Osbrown

Two little boys with bright red flowers/still trying to hide what’s really ours

On Day Two of The Slog’s investigation of Budget criminality, eight years after the event the crippling costs of national fraud committed by the Whitehall Sir Humphries turn up on Page 69 of the 2016 Budget Policy Costs Document. The time for everyone from the WASPIS via the Labour Party and the media to act is upon us.

Time marches on, and overtakes the single investigator: before I could write about over half a billion Pounds being cut from the budget for disabled personal aid appliances (hidden way down the list in the Policy Costings Document) the proposal was abruptly reversed yesterday. It is hard to imagine anyone of sound mind with a civilised background happy to watch disabled people having their welfare cut and being told they’re coughing up for more of what’s left to pay for a new prosthetic, but such is the Madness of King George.

When told they’ve grown too big for their boots, a majority of people will at least try to look contrite. Osbollocks simply goes out and buys bigger boots. (Hand made by Grensens, naturally). Osborne was defiant during the post Budget debate, and giggled in an ill-mannered way during McDonnell’s response speech.
- - - -
*Work instructions:*
**1)** According to the post on the 2016 Budget, on which page of the Budget Policy Costs Document do the costs of the national fraud turn up?
**2)** Pick up the post on the 2016 Budget after its final sentence and keep writing.

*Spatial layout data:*
- - - -
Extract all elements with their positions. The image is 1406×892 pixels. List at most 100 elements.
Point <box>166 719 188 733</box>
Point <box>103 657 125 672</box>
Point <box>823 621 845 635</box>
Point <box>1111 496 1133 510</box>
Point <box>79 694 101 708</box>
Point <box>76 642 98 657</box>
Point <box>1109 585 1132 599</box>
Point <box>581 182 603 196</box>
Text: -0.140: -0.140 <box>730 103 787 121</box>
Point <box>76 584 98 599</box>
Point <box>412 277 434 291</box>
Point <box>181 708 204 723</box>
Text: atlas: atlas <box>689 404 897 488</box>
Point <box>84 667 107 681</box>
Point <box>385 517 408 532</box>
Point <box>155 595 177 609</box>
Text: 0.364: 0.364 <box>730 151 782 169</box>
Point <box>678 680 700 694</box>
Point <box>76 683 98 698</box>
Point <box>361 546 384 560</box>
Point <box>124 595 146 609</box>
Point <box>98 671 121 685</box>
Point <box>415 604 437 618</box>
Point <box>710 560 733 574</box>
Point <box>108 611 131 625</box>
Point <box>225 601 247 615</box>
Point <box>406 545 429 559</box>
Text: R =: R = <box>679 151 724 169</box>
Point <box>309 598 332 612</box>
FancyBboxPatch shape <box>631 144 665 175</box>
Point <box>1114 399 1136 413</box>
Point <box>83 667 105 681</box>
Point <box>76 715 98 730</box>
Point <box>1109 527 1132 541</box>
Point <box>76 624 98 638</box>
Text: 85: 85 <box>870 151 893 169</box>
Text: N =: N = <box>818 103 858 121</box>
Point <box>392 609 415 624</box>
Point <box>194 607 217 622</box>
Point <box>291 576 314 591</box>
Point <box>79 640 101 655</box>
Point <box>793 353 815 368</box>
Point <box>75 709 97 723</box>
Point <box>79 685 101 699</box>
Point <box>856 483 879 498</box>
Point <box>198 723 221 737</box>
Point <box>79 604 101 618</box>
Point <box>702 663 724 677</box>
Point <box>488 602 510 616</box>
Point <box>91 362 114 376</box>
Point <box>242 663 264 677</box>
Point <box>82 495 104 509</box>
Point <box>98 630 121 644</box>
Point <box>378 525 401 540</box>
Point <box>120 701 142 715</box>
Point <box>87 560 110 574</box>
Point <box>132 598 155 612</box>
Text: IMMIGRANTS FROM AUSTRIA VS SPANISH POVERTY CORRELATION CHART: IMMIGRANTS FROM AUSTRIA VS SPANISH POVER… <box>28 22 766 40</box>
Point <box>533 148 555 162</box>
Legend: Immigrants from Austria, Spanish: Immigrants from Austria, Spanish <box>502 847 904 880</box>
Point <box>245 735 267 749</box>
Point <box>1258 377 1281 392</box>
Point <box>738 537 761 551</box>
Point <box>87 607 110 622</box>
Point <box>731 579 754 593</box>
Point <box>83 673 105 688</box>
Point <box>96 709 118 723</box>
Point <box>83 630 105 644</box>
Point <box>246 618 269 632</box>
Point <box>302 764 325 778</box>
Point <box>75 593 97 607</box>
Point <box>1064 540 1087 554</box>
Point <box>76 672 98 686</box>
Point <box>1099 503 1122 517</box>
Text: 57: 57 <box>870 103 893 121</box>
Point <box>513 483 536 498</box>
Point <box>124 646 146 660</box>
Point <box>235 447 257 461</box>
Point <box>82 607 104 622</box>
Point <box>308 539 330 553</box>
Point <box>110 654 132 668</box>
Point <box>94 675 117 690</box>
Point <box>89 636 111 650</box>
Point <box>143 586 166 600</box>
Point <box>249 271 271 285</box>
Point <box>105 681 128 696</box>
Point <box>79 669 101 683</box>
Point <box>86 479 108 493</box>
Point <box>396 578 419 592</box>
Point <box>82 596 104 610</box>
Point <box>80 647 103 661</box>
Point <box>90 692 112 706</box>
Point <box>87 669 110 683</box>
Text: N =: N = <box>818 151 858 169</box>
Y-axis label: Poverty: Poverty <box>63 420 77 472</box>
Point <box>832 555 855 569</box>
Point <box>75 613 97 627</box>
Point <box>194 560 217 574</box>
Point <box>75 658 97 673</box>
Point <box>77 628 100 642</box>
- - - -
*Answers to the exercises:*
**1)** Page 69.

**2)**
Almost two years ago to the day, I posted to ask, “is this man fit to be in Government”? My point – that the bloke is seriously depraved – is a considered opinion on which I’ve never wavered. But there are still things that are passing (literally) unnoticed in the Budget Book.

Nobody spotted, for example, that Little Osborne saved £250m by not investigating a senior corporate expenses scam involving the use of ‘loans’ that lack only the paying-it-back thing. To Osbollocks and his vulturous entourage, this must look like a rich seam: “let’s legalise everything and save £11bn on the judicial system…surely nobody’ll notice, right?”

However, there is one huge element in there that goes back way, way beyond George…to those halcyon days of the Naughties when Gordoom McAspergers banished boom and bust – and then Saved the World when it did go, um, bust.

While busy telling we the lowly plebs that Things Could Only Get Better, the man without the Right Stuff nevertheless was in possession of all he needed to know about the Brown stuff.

During late 2004 and early 2005, Brown and five core members of his long-suffering Treasury team met to discuss something that was obsessing him: the accelerating move of British sovereign debt alongside a global banking cockup from which, he was sure, there would be few survivors. (In her memoirs, former Labour stalwart Clare Short writes about Gordon’s growing depression about it)

What happened next dwarfs the MPs’ expenses scandal as Jupiter dwarfs Mercury. And it is still sitting there in the National Debt total as ‘unfunded public sector pension schemes’.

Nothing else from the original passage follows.